*Direction:*
Your task is to repeat the entries underneath exactly, minus the pictures.
>>>>>
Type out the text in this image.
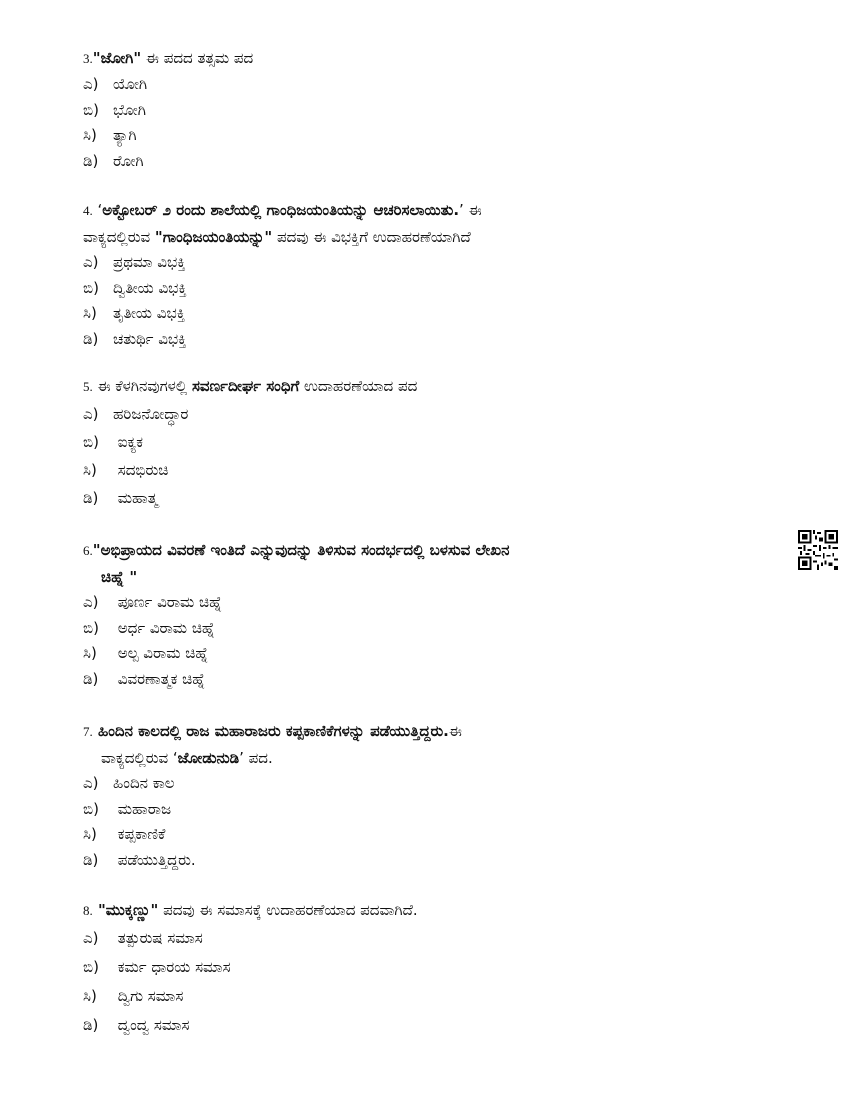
3."ಜೋಗಿ" ಈ ಪದದ ತತ್ಸಮ ಪದ

ಎ) ಯೋಗಿ

ಬಿ) ಭೋಗಿ

ಸಿ) ತ್ಯಾಗಿ

ಡಿ) ರೋಗಿ

4. ‘ಅಕ್ಟೋಬರ್ ೨ ರಂದು ಶಾಲೆಯಲ್ಲಿ ಗಾಂಧಿಜಯಂತಿಯನ್ನು ಆಚರಿಸಲಾಯಿತು.’ ಈ
ವಾಕ್ಯದಲ್ಲಿರುವ "ಗಾಂಧಿಜಯಂತಿಯನ್ನು" ಪದವು ಈ ವಿಭಕ್ತಿಗೆ ಉದಾಹರಣೆಯಾಗಿದೆ

ಎ) ಪ್ರಥಮಾ ವಿಭಕ್ತಿ

ಬಿ) ದ್ವಿತೀಯ ವಿಭಕ್ತಿ

ಸಿ) ತೃತೀಯ ವಿಭಕ್ತಿ

ಡಿ) ಚತುರ್ಥಿ ವಿಭಕ್ತಿ

5. ಈ ಕೆಳಗಿನವುಗಳಲ್ಲಿ ಸವರ್ಣದೀರ್ಘ ಸಂಧಿಗೆ ಉದಾಹರಣೆಯಾದ ಪದ

ಎ) ಹರಿಜನೋದ್ಧಾರ

ಬಿ) ಐಕ್ಯಕ

ಸಿ) ಸದಭಿರುಚಿ

ಡಿ) ಮಹಾತ್ಮ

6."ಅಭಿಪ್ರಾಯದ ವಿವರಣೆ ಇಂತಿದೆ ಎನ್ನುವುದನ್ನು ತಿಳಿಸುವ ಸಂದರ್ಭದಲ್ಲಿ ಬಳಸುವ ಲೇಖನ
ಚಿಹ್ನೆ "

ಎ) ಪೂರ್ಣ ವಿರಾಮ ಚಿಹ್ನೆ

ಬಿ) ಅರ್ಧ ವಿರಾಮ ಚಿಹ್ನೆ

ಸಿ) ಅಲ್ಪ ವಿರಾಮ ಚಿಹ್ನೆ

ಡಿ) ವಿವರಣಾತ್ಮಕ ಚಿಹ್ನೆ

7. ಹಿಂದಿನ ಕಾಲದಲ್ಲಿ ರಾಜ ಮಹಾರಾಜರು ಕಪ್ಪಕಾಣಿಕೆಗಳನ್ನು ಪಡೆಯುತ್ತಿದ್ದರು.ಈ
ವಾಕ್ಯದಲ್ಲಿರುವ ‘ಜೋಡುನುಡಿ’ ಪದ.

ಎ) ಹಿಂದಿನ ಕಾಲ

ಬಿ) ಮಹಾರಾಜ

ಸಿ) ಕಪ್ಪಕಾಣಿಕೆ

ಡಿ) ಪಡೆಯುತ್ತಿದ್ದರು.

8. "ಮುಕ್ಕಣ್ಣು" ಪದವು ಈ ಸಮಾಸಕ್ಕೆ ಉದಾಹರಣೆಯಾದ ಪದವಾಗಿದೆ.

ಎ) ತತ್ಪುರುಷ ಸಮಾಸ

ಬಿ) ಕರ್ಮ ಧಾರಯ ಸಮಾಸ

ಸಿ) ದ್ವಿಗು ಸಮಾಸ

ಡಿ) ದ್ವಂದ್ವ ಸಮಾಸ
<<<<<
*Written solution:*
Type out the text in this image.
3."ಜೋಗಿ" ಈ ಪದದ ತತ್ಸಮ ಪದ

ಎ) ಯೋಗಿ

ಬಿ) ಭೋಗಿ

ಸಿ) ತ್ಯಾಗಿ

ಡಿ) ರೋಗಿ

4. ‘ಅಕ್ಟೋಬರ್ ೨ ರಂದು ಶಾಲೆಯಲ್ಲಿ ಗಾಂಧಿಜಯಂತಿಯನ್ನು ಆಚರಿಸಲಾಯಿತು.’ ಈ
ವಾಕ್ಯದಲ್ಲಿರುವ "ಗಾಂಧಿಜಯಂತಿಯನ್ನು" ಪದವು ಈ ವಿಭಕ್ತಿಗೆ ಉದಾಹರಣೆಯಾಗಿದೆ

ಎ) ಪ್ರಥಮಾ ವಿಭಕ್ತಿ

ಬಿ) ದ್ವಿತೀಯ ವಿಭಕ್ತಿ

ಸಿ) ತೃತೀಯ ವಿಭಕ್ತಿ

ಡಿ) ಚತುರ್ಥಿ ವಿಭಕ್ತಿ

5. ಈ ಕೆಳಗಿನವುಗಳಲ್ಲಿ ಸವರ್ಣದೀರ್ಘ ಸಂಧಿಗೆ ಉದಾಹರಣೆಯಾದ ಪದ

ಎ) ಹರಿಜನೋದ್ಧಾರ

ಬಿ) ಐಕ್ಯಕ

ಸಿ) ಸದಭಿರುಚಿ

ಡಿ) ಮಹಾತ್ಮ

6."ಅಭಿಪ್ರಾಯದ ವಿವರಣೆ ಇಂತಿದೆ ಎನ್ನುವುದನ್ನು ತಿಳಿಸುವ ಸಂದರ್ಭದಲ್ಲಿ ಬಳಸುವ ಲೇಖನ
ಚಿಹ್ನೆ "

ಎ) ಪೂರ್ಣ ವಿರಾಮ ಚಿಹ್ನೆ

ಬಿ) ಅರ್ಧ ವಿರಾಮ ಚಿಹ್ನೆ

ಸಿ) ಅಲ್ಪ ವಿರಾಮ ಚಿಹ್ನೆ

ಡಿ) ವಿವರಣಾತ್ಮಕ ಚಿಹ್ನೆ

7. ಹಿಂದಿನ ಕಾಲದಲ್ಲಿ ರಾಜ ಮಹಾರಾಜರು ಕಪ್ಪಕಾಣಿಕೆಗಳನ್ನು ಪಡೆಯುತ್ತಿದ್ದರು.ಈ
ವಾಕ್ಯದಲ್ಲಿರುವ ‘ಜೋಡುನುಡಿ’ ಪದ.

ಎ) ಹಿಂದಿನ ಕಾಲ

ಬಿ) ಮಹಾರಾಜ

ಸಿ) ಕಪ್ಪಕಾಣಿಕೆ

ಡಿ) ಪಡೆಯುತ್ತಿದ್ದರು.

8. "ಮುಕ್ಕಣ್ಣು" ಪದವು ಈ ಸಮಾಸಕ್ಕೆ ಉದಾಹರಣೆಯಾದ ಪದವಾಗಿದೆ.

ಎ) ತತ್ಪುರುಷ ಸಮಾಸ

ಬಿ) ಕರ್ಮ ಧಾರಯ ಸಮಾಸ

ಸಿ) ದ್ವಿಗು ಸಮಾಸ

ಡಿ) ದ್ವಂದ್ವ ಸಮಾಸ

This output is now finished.